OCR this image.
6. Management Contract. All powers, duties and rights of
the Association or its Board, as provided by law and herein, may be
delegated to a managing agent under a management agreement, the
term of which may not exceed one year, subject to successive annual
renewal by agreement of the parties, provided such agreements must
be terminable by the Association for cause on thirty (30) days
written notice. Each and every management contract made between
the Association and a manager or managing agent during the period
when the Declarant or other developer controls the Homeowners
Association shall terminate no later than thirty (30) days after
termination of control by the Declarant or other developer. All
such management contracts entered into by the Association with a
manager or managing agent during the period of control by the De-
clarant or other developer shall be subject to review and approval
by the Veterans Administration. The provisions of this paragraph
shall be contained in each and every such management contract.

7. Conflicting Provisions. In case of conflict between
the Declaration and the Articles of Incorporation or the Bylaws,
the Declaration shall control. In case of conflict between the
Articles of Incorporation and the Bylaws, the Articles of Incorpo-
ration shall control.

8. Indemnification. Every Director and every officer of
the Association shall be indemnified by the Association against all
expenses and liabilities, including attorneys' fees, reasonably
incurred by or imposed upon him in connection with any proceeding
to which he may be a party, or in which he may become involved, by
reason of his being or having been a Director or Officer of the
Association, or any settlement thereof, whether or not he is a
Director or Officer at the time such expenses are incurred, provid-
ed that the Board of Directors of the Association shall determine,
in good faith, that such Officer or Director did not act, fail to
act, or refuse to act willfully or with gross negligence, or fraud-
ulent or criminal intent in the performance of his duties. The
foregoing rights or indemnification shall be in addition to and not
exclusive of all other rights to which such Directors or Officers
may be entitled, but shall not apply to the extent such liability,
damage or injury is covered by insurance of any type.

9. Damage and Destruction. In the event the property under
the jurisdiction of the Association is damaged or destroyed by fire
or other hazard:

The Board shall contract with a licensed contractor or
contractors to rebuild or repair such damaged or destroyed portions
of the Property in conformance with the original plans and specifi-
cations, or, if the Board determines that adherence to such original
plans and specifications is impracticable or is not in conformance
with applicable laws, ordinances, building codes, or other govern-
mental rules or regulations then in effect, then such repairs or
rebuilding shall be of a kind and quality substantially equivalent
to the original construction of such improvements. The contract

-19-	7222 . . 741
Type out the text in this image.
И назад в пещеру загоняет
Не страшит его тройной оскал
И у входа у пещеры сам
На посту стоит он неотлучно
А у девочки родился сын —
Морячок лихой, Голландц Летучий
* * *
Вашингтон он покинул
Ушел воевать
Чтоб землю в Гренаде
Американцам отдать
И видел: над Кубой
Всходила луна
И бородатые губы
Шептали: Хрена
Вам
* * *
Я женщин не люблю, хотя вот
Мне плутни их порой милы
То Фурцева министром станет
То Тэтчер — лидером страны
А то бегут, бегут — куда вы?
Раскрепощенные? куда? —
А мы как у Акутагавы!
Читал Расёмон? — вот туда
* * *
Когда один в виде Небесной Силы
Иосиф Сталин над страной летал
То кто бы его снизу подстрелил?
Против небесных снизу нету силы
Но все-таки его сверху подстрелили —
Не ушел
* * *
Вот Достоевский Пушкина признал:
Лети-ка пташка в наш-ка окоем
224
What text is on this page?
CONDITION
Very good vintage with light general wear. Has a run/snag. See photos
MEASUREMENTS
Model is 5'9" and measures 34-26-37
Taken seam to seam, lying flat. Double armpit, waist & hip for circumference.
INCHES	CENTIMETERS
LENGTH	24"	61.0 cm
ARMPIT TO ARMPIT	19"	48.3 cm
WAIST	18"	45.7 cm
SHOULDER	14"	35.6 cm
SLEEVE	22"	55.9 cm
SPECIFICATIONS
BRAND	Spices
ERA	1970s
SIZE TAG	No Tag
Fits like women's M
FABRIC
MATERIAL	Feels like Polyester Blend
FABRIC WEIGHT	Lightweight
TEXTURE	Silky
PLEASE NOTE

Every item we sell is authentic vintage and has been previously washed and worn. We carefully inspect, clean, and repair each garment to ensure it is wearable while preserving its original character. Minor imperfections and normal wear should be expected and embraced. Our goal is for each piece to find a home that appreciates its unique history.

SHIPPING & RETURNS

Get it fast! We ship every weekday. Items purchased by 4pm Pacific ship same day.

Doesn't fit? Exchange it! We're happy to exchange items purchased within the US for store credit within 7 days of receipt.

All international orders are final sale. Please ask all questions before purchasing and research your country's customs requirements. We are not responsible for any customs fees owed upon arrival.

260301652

----

▸ THE EXERCISE:
Search the lines for the string "куда" and copy every line that has it.

▸ RESPONSE BELOW:
А то бегут, бегут — куда вы?
Раскрепощенные? куда? —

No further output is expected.